So, sure enough, the first night at the club we come in and start tearing the place up. A cowboy bar, downtown Grand Forks. And sure enough the townies are going, “Ahhh!” We’d get so drunk and be so outrageous that people would just flock to us and hang out with us all night long.
Next morning we wake up, Beach calls home, his wife Judy’s in the hospital delivering. Beach has to go home. Bingham says, I’ve got to go home too, man.
Hoffman: That was Elijah Calhoun the Beaches had.
Jacox: They’re leaving and we’ve got three more days. We don’t have a guitar player or a keyboard player. So I go down to the bar and talk to Bea and Mac and go, “This is the way it is. We can’t do the gig man. So you can cancel us off and send us home. You’ve been good to us.”
He said, “We want to do it if you can. We heard about some guy that plays piano on campus who’s really good.”
So we called our manager down in the Cities, and told him, “Start making calls, man.”
Later, he calls me back. “I’ve got you a guitar player,” he says. “I’ve got him on the bus already. He should be there this evening. But you’re not going to like it.”
Hoffman: He was from North Minneapolis.
Jacox: I said, “Who did you get.”
He said, “Well, I called so and so and they couldn’t make it, then I called so and so and they couldn’t . . .
“Don’t tell me. Who. Did. You. Get.”
“I had to send you Eddie Lovejoy.”

## What to do
Write out the part of the Grand Forks gig story starting at "Jacox: They’re leaving" and ending at "couldn’t . . .".

## Given entries
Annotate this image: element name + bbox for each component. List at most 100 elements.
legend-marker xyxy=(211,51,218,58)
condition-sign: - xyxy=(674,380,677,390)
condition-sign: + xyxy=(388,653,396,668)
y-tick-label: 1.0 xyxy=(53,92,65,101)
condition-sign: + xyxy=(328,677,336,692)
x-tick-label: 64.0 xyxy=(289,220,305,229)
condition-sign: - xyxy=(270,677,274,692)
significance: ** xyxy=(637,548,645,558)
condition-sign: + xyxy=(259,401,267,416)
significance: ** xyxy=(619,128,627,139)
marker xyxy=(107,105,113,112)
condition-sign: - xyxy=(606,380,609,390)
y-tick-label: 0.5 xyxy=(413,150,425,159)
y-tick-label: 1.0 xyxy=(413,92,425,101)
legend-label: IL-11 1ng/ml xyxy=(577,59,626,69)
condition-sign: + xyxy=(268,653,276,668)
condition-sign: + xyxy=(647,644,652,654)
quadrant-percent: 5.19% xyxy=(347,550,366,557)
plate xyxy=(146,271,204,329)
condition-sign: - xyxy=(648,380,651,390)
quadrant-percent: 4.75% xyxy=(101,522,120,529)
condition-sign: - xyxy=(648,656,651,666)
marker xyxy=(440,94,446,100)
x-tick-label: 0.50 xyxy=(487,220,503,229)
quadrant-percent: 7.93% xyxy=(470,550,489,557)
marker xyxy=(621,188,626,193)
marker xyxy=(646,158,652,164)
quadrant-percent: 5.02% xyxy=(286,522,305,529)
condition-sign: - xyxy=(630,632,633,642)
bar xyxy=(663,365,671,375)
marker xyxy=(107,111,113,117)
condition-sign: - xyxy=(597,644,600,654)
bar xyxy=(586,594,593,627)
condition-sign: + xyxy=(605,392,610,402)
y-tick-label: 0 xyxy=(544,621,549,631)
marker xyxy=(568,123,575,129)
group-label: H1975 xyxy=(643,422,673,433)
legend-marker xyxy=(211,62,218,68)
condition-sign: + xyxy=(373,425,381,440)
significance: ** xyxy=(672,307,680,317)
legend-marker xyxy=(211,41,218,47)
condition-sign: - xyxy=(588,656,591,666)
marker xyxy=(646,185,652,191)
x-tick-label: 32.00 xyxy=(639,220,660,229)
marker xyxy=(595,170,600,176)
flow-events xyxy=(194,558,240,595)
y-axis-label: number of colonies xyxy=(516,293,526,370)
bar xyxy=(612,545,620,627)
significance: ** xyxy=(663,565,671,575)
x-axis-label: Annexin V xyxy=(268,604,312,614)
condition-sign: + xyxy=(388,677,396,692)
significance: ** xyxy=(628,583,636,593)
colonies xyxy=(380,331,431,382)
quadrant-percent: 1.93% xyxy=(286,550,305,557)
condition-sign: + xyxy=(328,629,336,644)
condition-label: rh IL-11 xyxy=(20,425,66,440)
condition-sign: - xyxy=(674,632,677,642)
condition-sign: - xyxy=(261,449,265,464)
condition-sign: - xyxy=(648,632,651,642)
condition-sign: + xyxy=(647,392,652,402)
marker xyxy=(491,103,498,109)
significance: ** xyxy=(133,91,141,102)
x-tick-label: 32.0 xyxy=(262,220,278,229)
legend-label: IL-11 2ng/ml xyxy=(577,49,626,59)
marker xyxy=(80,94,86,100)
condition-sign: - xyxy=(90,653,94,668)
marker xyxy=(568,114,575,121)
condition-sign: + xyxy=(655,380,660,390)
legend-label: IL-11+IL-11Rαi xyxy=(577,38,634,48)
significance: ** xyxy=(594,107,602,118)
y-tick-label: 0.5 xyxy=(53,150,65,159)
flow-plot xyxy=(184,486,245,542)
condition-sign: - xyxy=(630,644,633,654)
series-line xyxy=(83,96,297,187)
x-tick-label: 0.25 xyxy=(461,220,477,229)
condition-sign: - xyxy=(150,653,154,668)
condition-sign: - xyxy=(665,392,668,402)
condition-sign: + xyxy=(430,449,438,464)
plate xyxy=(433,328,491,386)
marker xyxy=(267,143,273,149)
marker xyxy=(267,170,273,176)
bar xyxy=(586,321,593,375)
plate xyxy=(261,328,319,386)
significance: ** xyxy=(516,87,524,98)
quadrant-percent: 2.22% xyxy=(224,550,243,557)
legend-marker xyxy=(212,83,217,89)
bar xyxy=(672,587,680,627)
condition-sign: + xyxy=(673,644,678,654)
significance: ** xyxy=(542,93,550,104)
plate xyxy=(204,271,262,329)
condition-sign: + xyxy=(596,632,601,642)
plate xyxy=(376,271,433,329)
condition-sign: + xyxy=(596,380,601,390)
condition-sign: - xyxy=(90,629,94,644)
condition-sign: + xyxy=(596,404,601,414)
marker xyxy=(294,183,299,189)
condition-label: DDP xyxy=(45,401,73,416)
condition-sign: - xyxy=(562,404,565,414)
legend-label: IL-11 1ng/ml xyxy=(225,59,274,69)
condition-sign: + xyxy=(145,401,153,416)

## Answer space
Jacox: They’re leaving and we’ve got three more days. We don’t have a guitar player or a keyboard player. So I go down to the bar and talk to Bea and Mac and go, “This is the way it is. We can’t do the gig man. So you can cancel us off and send us home. You’ve been good to us.”
He said, “We want to do it if you can. We heard about some guy that plays piano on campus who’s really good.”
So we called our manager down in the Cities, and told him, “Start making calls, man.”
Later, he calls me back. “I’ve got you a guitar player,” he says. “I’ve got him on the bus already. He should be there this evening. But you’re not going to like it.”
Hoffman: He was from North Minneapolis.
Jacox: I said, “Who did you get.”
He said, “Well, I called so and so and they couldn’t make it, then I called so and so and they couldn’t . . .